- [WRITTEN REQUEST] Using the listing below, please gather every line containing the word "this".

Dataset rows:
──────────────────────────────
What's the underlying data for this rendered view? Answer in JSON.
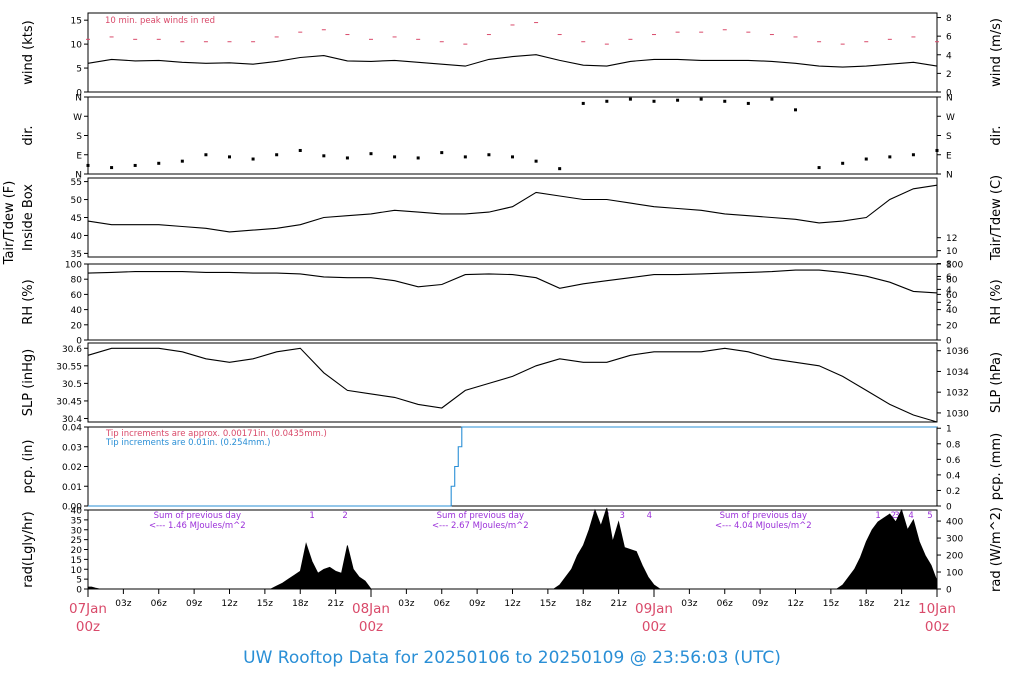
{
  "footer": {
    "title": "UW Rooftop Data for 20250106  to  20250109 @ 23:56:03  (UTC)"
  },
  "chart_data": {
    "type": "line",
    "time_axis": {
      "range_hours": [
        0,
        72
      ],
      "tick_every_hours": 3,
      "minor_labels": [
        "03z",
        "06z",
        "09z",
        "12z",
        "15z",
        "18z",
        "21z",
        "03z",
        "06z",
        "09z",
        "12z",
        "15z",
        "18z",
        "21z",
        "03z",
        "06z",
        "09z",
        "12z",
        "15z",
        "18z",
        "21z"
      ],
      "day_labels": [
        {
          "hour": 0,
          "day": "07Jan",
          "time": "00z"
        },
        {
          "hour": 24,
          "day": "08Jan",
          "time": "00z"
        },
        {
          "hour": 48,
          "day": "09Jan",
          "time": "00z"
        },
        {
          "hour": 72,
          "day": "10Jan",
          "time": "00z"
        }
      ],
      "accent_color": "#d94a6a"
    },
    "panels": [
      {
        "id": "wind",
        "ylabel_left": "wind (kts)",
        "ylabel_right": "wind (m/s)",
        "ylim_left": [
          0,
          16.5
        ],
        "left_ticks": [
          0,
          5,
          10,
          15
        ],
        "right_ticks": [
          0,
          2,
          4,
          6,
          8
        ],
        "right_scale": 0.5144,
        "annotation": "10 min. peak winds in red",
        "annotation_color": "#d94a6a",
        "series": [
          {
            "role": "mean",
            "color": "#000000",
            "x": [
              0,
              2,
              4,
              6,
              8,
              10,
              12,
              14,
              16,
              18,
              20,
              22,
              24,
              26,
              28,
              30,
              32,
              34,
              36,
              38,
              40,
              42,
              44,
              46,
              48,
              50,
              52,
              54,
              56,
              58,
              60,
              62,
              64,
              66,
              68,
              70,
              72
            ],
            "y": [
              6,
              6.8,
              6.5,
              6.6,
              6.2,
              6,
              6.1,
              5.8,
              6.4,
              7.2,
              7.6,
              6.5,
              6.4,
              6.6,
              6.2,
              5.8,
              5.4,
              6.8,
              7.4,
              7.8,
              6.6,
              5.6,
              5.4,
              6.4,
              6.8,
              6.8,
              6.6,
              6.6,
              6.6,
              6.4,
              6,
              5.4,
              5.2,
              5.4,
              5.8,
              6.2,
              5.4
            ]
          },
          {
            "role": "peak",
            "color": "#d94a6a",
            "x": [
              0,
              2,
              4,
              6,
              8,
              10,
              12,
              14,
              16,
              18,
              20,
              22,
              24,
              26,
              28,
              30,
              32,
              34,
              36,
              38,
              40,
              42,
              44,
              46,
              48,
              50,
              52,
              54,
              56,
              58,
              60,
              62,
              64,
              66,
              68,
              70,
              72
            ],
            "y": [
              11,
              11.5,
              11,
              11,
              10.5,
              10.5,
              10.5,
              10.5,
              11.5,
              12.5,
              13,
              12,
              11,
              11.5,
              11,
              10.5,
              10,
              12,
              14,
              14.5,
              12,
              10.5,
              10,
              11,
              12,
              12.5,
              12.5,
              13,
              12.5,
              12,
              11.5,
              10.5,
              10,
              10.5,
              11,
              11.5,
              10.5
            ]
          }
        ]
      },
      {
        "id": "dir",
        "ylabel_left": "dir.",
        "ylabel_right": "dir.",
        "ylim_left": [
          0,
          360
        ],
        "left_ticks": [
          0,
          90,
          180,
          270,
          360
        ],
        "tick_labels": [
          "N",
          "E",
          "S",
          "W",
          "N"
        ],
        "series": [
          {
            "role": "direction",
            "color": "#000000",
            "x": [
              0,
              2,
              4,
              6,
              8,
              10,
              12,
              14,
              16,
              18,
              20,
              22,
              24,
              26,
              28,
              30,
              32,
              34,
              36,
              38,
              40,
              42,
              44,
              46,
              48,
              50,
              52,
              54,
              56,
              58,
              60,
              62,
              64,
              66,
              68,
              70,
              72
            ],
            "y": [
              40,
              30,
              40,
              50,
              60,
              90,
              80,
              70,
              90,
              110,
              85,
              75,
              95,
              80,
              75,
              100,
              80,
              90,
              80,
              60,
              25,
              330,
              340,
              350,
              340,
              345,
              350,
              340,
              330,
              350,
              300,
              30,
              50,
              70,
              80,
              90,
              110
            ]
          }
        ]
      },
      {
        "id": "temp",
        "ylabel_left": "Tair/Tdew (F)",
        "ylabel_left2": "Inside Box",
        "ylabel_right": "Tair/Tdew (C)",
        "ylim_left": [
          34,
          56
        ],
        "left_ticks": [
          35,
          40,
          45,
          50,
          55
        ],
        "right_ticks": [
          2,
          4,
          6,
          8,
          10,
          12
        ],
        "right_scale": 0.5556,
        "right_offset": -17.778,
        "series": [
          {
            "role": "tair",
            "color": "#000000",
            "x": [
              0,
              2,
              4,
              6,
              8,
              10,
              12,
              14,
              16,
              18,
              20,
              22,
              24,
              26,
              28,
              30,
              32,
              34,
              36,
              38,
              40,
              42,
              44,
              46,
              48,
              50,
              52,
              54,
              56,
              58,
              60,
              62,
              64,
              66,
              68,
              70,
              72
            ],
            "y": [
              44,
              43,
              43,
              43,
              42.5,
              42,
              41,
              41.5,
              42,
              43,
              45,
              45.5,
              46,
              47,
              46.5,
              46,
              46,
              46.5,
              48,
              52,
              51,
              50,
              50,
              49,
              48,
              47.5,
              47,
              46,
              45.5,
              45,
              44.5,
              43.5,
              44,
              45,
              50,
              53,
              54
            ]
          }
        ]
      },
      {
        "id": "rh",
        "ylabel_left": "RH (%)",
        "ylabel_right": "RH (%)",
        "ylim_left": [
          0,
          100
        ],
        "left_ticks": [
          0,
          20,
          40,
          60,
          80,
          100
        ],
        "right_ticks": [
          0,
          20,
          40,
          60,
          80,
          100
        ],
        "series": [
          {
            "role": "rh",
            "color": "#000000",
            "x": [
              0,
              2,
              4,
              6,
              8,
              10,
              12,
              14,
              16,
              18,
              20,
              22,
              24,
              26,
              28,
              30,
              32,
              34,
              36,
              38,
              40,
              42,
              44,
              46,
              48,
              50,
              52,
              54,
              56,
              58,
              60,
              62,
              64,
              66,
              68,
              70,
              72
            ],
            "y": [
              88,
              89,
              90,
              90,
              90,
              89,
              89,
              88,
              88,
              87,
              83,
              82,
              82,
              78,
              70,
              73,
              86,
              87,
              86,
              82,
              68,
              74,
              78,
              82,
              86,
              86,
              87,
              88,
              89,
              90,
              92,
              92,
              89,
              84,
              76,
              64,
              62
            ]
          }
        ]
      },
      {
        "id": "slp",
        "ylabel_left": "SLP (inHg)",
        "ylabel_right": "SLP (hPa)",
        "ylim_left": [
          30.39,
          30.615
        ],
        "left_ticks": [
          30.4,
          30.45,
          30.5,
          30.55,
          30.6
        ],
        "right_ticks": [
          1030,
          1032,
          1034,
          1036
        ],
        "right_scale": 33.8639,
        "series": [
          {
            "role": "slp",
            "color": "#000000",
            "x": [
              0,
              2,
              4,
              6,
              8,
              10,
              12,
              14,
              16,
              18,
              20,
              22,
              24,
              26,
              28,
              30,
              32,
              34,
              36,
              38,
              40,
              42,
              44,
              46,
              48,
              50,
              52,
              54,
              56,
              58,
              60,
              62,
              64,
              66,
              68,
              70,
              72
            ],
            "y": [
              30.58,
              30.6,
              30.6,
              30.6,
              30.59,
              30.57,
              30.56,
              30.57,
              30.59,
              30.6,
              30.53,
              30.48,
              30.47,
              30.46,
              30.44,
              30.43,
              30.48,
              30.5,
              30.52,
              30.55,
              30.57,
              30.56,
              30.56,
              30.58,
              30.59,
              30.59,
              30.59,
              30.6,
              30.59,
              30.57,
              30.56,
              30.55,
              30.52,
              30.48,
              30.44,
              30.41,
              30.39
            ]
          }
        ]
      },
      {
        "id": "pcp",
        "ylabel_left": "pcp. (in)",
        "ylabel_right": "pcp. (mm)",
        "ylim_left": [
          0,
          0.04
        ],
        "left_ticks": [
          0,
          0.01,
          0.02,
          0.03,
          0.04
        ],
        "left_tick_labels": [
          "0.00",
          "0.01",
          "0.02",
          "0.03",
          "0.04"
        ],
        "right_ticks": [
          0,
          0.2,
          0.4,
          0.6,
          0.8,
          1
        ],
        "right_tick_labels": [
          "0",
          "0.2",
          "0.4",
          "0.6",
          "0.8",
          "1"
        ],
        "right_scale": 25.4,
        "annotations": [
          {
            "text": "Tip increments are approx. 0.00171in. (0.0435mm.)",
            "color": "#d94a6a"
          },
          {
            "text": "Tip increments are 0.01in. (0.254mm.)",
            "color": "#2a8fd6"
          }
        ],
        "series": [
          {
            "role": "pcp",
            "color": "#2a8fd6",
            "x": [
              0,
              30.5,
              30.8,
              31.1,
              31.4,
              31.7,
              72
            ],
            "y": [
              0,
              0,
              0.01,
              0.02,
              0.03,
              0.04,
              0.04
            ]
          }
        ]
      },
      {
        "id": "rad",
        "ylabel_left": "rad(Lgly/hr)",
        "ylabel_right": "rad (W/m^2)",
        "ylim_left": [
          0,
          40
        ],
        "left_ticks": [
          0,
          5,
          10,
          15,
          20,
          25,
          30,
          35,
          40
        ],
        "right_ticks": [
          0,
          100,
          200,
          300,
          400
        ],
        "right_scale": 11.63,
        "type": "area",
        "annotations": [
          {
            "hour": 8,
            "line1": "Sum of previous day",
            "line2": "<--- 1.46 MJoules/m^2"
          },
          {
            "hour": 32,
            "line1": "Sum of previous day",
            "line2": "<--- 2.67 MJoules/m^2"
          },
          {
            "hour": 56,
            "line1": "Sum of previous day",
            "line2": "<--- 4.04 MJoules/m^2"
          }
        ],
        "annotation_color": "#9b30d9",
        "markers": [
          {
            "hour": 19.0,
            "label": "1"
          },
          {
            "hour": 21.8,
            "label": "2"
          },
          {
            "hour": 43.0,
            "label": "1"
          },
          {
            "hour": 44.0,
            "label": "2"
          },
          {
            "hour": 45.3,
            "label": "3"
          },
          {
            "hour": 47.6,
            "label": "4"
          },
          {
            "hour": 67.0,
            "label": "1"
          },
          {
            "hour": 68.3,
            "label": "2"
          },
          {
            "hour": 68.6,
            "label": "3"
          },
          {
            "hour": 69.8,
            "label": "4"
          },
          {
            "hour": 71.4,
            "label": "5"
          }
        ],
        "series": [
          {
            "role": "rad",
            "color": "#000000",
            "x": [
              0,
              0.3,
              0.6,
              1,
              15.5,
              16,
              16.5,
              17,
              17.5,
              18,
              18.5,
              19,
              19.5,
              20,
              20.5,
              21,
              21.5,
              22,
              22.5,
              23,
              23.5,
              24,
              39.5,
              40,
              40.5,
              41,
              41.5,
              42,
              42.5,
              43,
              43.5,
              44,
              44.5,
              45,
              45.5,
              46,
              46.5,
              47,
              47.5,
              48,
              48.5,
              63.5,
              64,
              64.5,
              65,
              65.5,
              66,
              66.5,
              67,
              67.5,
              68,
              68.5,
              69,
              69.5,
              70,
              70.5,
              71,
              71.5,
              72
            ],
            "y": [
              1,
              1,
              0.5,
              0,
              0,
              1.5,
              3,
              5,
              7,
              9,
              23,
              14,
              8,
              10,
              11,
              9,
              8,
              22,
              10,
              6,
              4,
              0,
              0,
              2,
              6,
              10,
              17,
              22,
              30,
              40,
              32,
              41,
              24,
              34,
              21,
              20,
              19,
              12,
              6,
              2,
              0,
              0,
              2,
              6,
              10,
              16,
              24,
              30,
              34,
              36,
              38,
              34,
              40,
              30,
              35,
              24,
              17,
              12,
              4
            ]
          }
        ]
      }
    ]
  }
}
──────────────────────────────
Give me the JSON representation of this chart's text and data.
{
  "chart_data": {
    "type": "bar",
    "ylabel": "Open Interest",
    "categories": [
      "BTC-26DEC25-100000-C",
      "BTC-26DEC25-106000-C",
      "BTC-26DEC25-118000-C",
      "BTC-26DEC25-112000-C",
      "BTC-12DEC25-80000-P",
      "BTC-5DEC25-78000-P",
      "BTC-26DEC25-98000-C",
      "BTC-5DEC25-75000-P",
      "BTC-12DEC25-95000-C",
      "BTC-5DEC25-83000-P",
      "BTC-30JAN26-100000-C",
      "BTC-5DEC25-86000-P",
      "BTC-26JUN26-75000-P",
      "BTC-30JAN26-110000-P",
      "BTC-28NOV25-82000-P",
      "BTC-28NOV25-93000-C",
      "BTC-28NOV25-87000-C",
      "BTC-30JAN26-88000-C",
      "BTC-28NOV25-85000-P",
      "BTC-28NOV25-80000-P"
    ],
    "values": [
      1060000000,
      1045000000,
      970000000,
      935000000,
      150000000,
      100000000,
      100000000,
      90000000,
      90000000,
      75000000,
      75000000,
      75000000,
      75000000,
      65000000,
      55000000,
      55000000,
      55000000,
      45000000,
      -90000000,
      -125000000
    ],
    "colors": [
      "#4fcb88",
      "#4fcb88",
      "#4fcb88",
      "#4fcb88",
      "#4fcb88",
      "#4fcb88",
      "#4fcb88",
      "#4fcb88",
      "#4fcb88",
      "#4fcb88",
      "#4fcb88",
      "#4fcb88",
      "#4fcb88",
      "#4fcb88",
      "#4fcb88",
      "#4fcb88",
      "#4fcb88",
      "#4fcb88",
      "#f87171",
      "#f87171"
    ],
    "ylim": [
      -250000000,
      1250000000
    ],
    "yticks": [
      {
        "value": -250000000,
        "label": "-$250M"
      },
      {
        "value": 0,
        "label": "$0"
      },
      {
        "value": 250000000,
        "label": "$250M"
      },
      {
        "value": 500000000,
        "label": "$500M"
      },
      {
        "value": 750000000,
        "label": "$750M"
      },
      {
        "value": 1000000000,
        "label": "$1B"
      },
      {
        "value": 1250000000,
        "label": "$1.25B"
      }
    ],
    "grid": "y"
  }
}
──────────────────────────────
- [OUTPUT BELOW]
What's the underlying data for this rendered view? Answer in JSON.
Give me the JSON representation of this chart's text and data.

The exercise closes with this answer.